▸ **DOCUMENT PASSAGE**
☆ ☆ ☆
Here, however, I think it is not the Secretary of Labor who necessarily could serve impartially but rather a body established especially for that purpose, or the National Manpower Advisory Committee which might be converted into a National Manpower Council that could serve in this regard.

This process now has been refined and sophisticated in the labor

movement.

I suspect we are going to have a continuation of interests, conflicts, and desires to serve. What we need is machinery available that will militate against the continuation of the proliferation of programs.

I do urge, of course, consolidation of programs. I think this is very important. I have stated my position in the record. I would like to just say one or two things about delivery systems. We have spent a great deal of time in the proposed Senate bill talking about delivery systems. I would hope that the legislation would unfold so that it would not be a delivery system for the convenience of an agency or agencies but rather for the convenience of people.

In that regard, it is interesting to note that under the concentrated employment programs, perhaps especially in the north area here, we are discovering more and more the strength of these programs being built around the school systems. I would not suggest that HEW has a proprietary claim to all manpower problems any more than the Department of Labor has. However, if one were to put into the balance the services and the resources of HEW, I suppose it could very well exert a proprietary claim and say manpower is basically HEW. I can only comment in this respect: We are talking about citizens of the United States. We are not talking about members of the labor force per se. The full resources of Government ought to be available to those who are in need.

In that respect I think it is really terribly important to have the administrative mechanisms established with the appropriate appeal procedures to resolve disputes. This indeed will be a forward step toward sustaining manpower programs.

I would like to urge, of course, as I have in the past, that we eventually develop a bipartisan, strong, viable Manpower Act that receives the kind of support from both sides of the aisle as well as from the people themselves.

This can be achieved within the framework of democratic feedback through (a) the appeals procedure described above to resolve difficulties and (b) consolidation of programs and sound administration. Thank you very much.

Senator NELSON. Thank you very much, Mr. Tuma.

Mr. TUMA. Thank you.

Senator NELSON. Our next panel is Mr. Hall, manpower director, Milwaukee Community Relations-Social Development Commission; Mr. Salas, Milwaukee, United Migrant Opportunity Services; Mr. Bay, director, Northwest Wisconsin Community Action Agency on Concentrated Employment Program.

STATEMENTS OF MELVIN HALL, MANPOWER DIRECTOR, MILWAUKEE COMMUNITY RELATIONS-SOCIAL DEVELOPMENT COMMISSION; JESUS SALAS, MILWAUKEE, UNITED MIGRANT OPPORTUNITY SERVICES; AND WILLIAM BAY, SUPERIOR, DIRECTOR, NORTHWEST WISCONSIN COMMUNITY ACTION AGENCY ON CONCENTRATED EMPLOYMENT PROGRAM (CEP)

Mr. HALL. Senator Nelson and staff members of the Subcommittee on Employment Manpower and Poverty, I have a position paper I would like to follow.

My first observation is that it is unfortunate we can't have members that are the recipients of manpower training programs to testify themselves as to how they feel about the State becoming the facility to coordinate all manpower programs.

Senator NELSON. Let me say, Mr. Hall, that this specific hearing is not aimed at that objective. We have had recipients of the services testify in Los Angeles, Corpus Christi, and will have in Cleveland, Ohio, and several other places.
☆ ☆ ☆
(Dataset rows)
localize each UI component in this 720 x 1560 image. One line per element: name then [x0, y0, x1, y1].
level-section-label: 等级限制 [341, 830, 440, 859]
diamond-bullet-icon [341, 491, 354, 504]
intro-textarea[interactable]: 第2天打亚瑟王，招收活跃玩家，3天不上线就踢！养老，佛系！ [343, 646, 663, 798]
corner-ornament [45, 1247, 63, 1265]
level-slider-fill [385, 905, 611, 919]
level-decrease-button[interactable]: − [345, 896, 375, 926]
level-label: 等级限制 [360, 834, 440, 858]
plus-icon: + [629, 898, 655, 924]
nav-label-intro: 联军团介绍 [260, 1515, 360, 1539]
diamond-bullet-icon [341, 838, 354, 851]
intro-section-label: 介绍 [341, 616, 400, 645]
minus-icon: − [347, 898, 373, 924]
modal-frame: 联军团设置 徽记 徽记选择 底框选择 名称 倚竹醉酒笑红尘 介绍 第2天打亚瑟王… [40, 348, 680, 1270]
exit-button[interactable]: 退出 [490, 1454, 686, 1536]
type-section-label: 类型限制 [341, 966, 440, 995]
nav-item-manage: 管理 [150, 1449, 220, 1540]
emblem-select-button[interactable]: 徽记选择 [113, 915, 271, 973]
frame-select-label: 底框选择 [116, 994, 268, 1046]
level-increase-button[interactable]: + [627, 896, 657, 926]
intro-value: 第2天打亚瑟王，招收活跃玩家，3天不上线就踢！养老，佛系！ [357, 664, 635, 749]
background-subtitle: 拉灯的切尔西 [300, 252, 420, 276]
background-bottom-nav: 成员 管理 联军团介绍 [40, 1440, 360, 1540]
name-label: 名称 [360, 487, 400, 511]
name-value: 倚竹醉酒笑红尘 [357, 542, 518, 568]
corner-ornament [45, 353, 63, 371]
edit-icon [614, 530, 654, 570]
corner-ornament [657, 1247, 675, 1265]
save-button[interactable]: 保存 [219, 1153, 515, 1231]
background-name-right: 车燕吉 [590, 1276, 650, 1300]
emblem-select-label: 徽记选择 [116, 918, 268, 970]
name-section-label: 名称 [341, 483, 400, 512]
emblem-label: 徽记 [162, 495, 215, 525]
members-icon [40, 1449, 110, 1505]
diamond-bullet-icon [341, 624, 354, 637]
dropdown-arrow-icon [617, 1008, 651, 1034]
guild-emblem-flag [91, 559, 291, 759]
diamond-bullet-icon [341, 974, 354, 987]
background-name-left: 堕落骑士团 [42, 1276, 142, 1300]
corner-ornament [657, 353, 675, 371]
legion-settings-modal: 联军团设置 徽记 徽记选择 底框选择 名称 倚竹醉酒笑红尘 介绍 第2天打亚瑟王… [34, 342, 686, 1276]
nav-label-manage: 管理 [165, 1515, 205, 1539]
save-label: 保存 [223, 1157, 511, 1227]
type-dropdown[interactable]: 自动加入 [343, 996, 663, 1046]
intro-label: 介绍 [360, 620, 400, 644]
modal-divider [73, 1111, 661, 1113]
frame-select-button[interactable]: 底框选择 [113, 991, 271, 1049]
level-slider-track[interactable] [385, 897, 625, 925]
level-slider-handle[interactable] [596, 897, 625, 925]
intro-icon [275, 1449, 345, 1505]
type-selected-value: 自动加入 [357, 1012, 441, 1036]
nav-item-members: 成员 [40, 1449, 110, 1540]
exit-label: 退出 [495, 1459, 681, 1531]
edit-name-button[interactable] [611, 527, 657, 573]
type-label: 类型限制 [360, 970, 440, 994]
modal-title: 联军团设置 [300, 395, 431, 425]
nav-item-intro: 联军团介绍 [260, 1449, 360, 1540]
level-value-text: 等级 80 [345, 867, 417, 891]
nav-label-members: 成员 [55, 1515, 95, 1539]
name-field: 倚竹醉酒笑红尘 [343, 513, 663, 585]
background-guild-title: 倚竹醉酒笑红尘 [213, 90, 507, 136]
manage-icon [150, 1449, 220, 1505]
☆ ☆ ☆
▸ **TASK LIST**
(a) In the hearing transcript, what does Mr. Hall say he has that he would like to follow?
(b) Update the hearing transcript by writing out everything from "Senator NELSON. Our" down to "EMPLOYMENT PROGRAM (CEP)" with "panel" changed to "group of witnesses".
(c) Write what comes next in the hearing transcript, picking up after its last sentence.

▸ **ANSWERS**
(a) A position paper.

(b)
Senator NELSON. Our next group of witnesses is Mr. Hall, manpower director, Milwaukee Community Relations-Social Development Commission; Mr. Salas, Milwaukee, United Migrant Opportunity Services; Mr. Bay, director, Northwest Wisconsin Community Action Agency on Concentrated Employment Program.

STATEMENTS OF MELVIN HALL, MANPOWER DIRECTOR, MILWAUKEE COMMUNITY RELATIONS-SOCIAL DEVELOPMENT COMMISSION; JESUS SALAS, MILWAUKEE, UNITED MIGRANT OPPORTUNITY SERVICES; AND WILLIAM BAY, SUPERIOR, DIRECTOR, NORTHWEST WISCONSIN COMMUNITY ACTION AGENCY ON CONCENTRATED EMPLOYMENT PROGRAM (CEP)

(c)
Mr. HALL. I am speaking because I am concerned about Milwaukee, though. I have strong reservations about S. 2838, a bill to give the Secretary of Labor full responsibility for manpower training of the disadvantaged and operate the programs through new State agencies.

The traditional relationship between vocational education and manpower training programs has been closely coordinated and controlled primarily by the State, to the extent that both areas have restricted the relevant involvement of the minority, poor, unemployed, and underemployed.

Furthermore, the State vocational education department has not, to date, developed a meaningful and comprehensive program on the elementary or secondary level, nor have they related closely with the State department of public instruction concerning curriculum development of a quality that will provide disadvantaged minorities with job market entry-level skills.

State-administered MDTA programs have lacked key ingredients from the beginning; such as: feasibility study of job market needs that won't become obsolete in several years; community residents as teacher aides and coaches; supportive services to enable trainees to get to and from classes from day to day; realistic training allow ances; lack of adequate job development and placement for the minority group disadvantaged enrollee that completes the program; bilingual instructors for the Spanish-speaking residents that desire Vocational training but have a problem with English communication. State laws regulating work and apprenticeship program entrance are often tools to block the disadvantaged from moving into jobs where there are existing manpower shortages, oftentimes having threefourths of the licensing boards made up of members who are practitioners in the occupation that the board regulates, yet the State finds no conflict of interest in this structure especially in the construction apprenticeship areas.

These boards are omnipotent in that they determine the qualifi cations of applicants, regulate the examination process, and determine the number of persons to be admitted to the occupation as well.

They also restrict eligibility through residence and age requirements, education, training or experience, fee payments, and performance on written tests.

Applicants are frequently rejected on grounds of previous arrest or convictions although these may not relate to jobs. Examinations, given only in English, are exclusionary devices to Spanish-speaking minorities.

The subjective nature of performance ratings among many local and State licensing and apprenticeship boards, facilitates the exclusion of minority group applicants who actually may be qualified.

Bill S. 2838 proposes to operate comprehensive manpower development programs through the vehicle of the State. The only present control or leverage factor that an urban city like Milwaukee has to help keep the State and its manpower empire honest, is the small amount of Health, Education, and Welfare/Office of Economic Opportunity, and Labor Department funds that are received by the Community Action Agency's individuals and organizations that are not hampered by the bureaucratic State restrictions that allow for innovative flexible programs that get at the heart of the manpower problems mentioned previously.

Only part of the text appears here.